## Provided data:
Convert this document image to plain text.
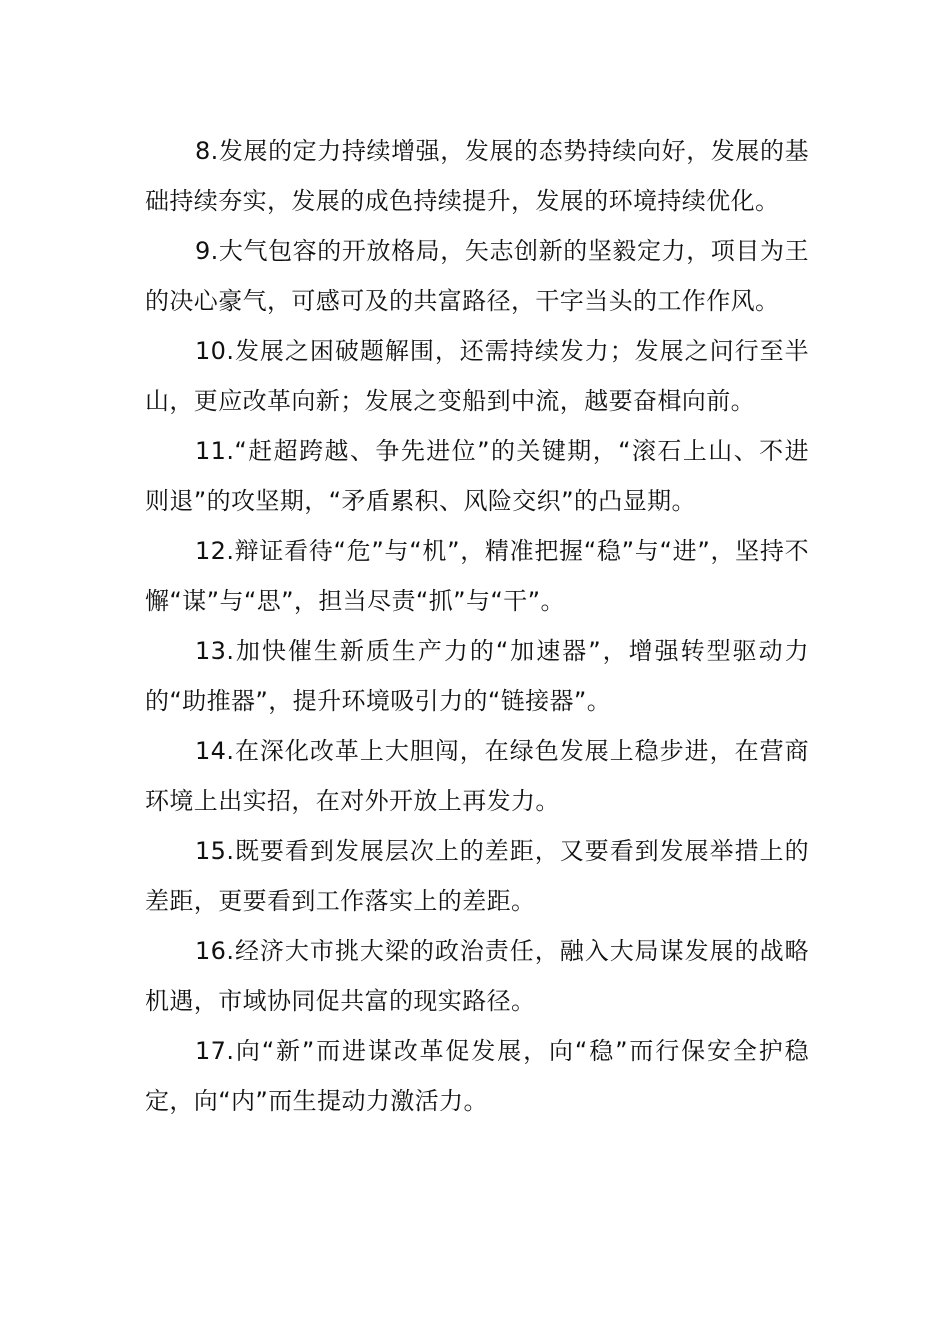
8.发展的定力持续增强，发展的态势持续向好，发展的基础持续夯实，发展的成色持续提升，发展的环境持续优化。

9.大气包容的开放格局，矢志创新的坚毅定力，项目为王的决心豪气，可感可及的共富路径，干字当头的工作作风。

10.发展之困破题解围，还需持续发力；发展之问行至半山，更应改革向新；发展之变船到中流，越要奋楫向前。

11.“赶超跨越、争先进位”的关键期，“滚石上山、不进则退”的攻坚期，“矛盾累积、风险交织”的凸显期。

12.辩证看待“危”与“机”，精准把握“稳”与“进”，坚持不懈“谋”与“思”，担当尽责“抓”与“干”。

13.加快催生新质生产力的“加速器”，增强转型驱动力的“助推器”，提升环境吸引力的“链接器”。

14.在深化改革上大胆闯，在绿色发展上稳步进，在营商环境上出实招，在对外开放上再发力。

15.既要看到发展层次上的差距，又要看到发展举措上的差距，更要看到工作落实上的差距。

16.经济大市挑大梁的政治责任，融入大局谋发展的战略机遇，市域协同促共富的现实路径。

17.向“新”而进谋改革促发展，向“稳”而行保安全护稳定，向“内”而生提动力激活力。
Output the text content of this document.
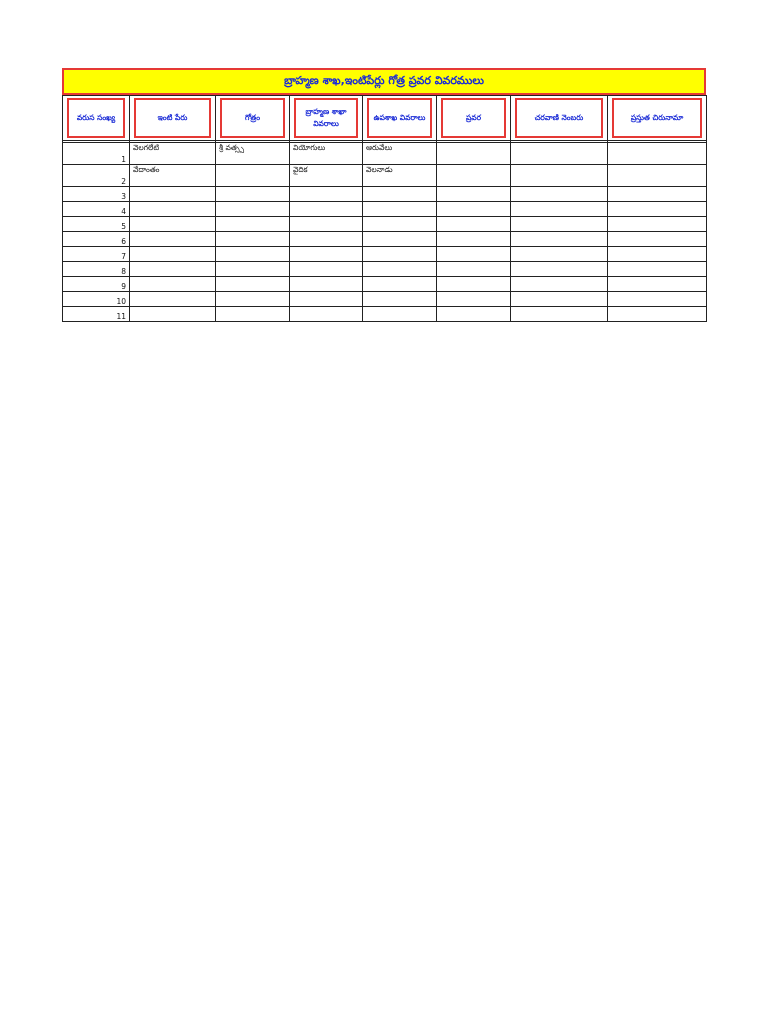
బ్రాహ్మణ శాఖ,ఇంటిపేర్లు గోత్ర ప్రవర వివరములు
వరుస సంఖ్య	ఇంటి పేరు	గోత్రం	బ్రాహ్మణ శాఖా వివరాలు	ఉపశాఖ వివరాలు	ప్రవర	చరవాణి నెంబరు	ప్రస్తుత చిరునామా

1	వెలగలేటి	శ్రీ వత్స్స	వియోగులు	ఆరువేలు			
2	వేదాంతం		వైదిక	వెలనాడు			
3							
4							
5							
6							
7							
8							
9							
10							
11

## Requirement:
Lines containing the word "text" must all be returned from the material above.

## Answer for this exercise:
Convert this document image to plain text.
Output the text content of this document.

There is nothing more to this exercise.